Exercise requirements -> Please filter the records below, copying out every line that contains the string "icon".

Rows from a layout dataset ->
:::::

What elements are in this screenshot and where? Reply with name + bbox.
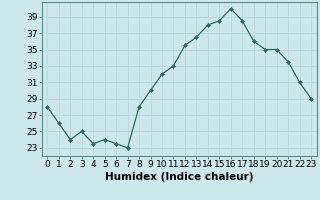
X-axis label: Humidex (Indice chaleur): Humidex (Indice chaleur) (105, 172, 253, 182)
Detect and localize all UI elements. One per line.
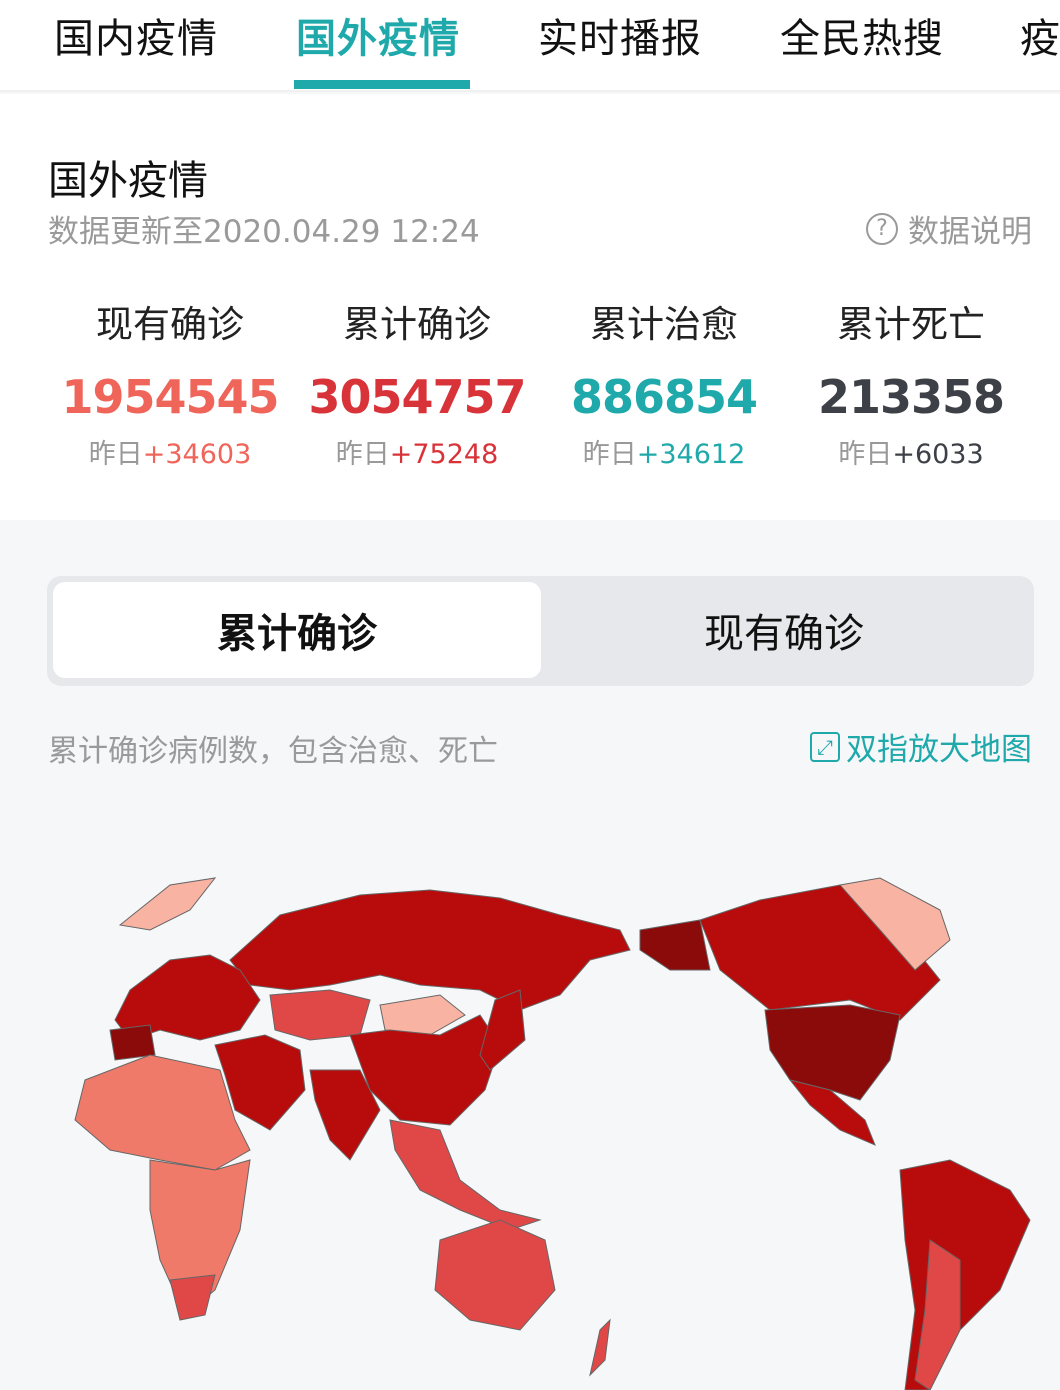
stat-delta: 昨日+34603: [45, 432, 295, 471]
stat-delta: 昨日+75248: [292, 432, 542, 471]
active-tab-indicator: [294, 80, 470, 89]
stat-card: 累计确诊 3054757 昨日+75248: [292, 294, 542, 471]
region-greenland-west: [118, 877, 217, 931]
stat-card: 累计死亡 213358 昨日+6033: [786, 294, 1036, 471]
tab-live[interactable]: 实时播报: [538, 16, 702, 62]
delta-value: +34612: [636, 439, 746, 470]
stat-card: 累计治愈 886854 昨日+34612: [539, 294, 789, 471]
update-time: 数据更新至2020.04.29 12:24: [48, 214, 480, 250]
region-india: [309, 1069, 381, 1161]
stat-delta: 昨日+6033: [786, 432, 1036, 471]
data-explanation-link[interactable]: ? 数据说明: [866, 206, 1032, 251]
region-new-zealand: [589, 1318, 611, 1377]
help-label: 数据说明: [908, 214, 1032, 250]
region-southeast-asia: [389, 1119, 542, 1231]
region-greenland: [839, 877, 951, 971]
stat-value: 213358: [817, 370, 1005, 424]
region-africa-north: [74, 1054, 251, 1171]
map-mode-toggle: 累计确诊 现有确诊: [47, 576, 1034, 686]
region-mongolia: [379, 994, 466, 1036]
region-spain: [109, 1024, 156, 1061]
delta-value: +75248: [389, 439, 499, 470]
delta-prefix: 昨日: [88, 439, 143, 470]
region-australia: [434, 1219, 556, 1331]
stat-delta: 昨日+34612: [539, 432, 789, 471]
region-usa: [764, 1004, 901, 1101]
zoom-map-hint[interactable]: ⤢ 双指放大地图: [810, 724, 1032, 769]
world-map[interactable]: [0, 790, 1060, 1390]
region-middle-east: [214, 1034, 306, 1131]
toggle-cumulative[interactable]: 累计确诊: [53, 582, 541, 678]
expand-icon: ⤢: [810, 731, 840, 762]
stat-value: 3054757: [308, 370, 526, 424]
stat-card: 现有确诊 1954545 昨日+34603: [45, 294, 295, 471]
region-russia: [229, 889, 631, 1011]
tab-overseas[interactable]: 国外疫情: [296, 16, 460, 62]
region-japan: [479, 989, 526, 1071]
delta-prefix: 昨日: [838, 439, 893, 470]
stat-label: 现有确诊: [96, 303, 244, 346]
region-central-asia: [269, 989, 371, 1041]
tab-bar: 国内疫情 国外疫情 实时播报 全民热搜 疫: [0, 0, 1060, 92]
stat-label: 累计确诊: [343, 303, 491, 346]
summary-panel: 国外疫情 数据更新至2020.04.29 12:24 ? 数据说明 现有确诊 1…: [0, 94, 1060, 520]
delta-value: +6033: [892, 439, 984, 470]
delta-prefix: 昨日: [582, 439, 637, 470]
region-argentina: [914, 1239, 961, 1390]
region-south-africa: [169, 1274, 216, 1321]
map-note: 累计确诊病例数，包含治愈、死亡: [48, 734, 498, 769]
section-title: 国外疫情: [48, 158, 208, 204]
stat-label: 累计死亡: [837, 303, 985, 346]
stat-value: 1954545: [61, 370, 279, 424]
delta-value: +34603: [142, 439, 252, 470]
question-circle-icon: ?: [866, 212, 898, 245]
zoom-label: 双指放大地图: [846, 732, 1032, 768]
delta-prefix: 昨日: [335, 439, 390, 470]
toggle-current[interactable]: 现有确诊: [704, 611, 864, 657]
stat-value: 886854: [570, 370, 758, 424]
region-mexico: [788, 1079, 876, 1146]
tab-more[interactable]: 疫: [1020, 16, 1060, 62]
stat-label: 累计治愈: [590, 303, 738, 346]
region-alaska: [639, 919, 711, 971]
tab-domestic[interactable]: 国内疫情: [54, 16, 218, 62]
region-africa-south: [149, 1159, 251, 1316]
tab-hot-search[interactable]: 全民热搜: [780, 16, 944, 62]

:::::

Result of the task ->
expand-icon: ⤢: [810, 731, 840, 762]
question-circle-icon: ?: [866, 212, 898, 245]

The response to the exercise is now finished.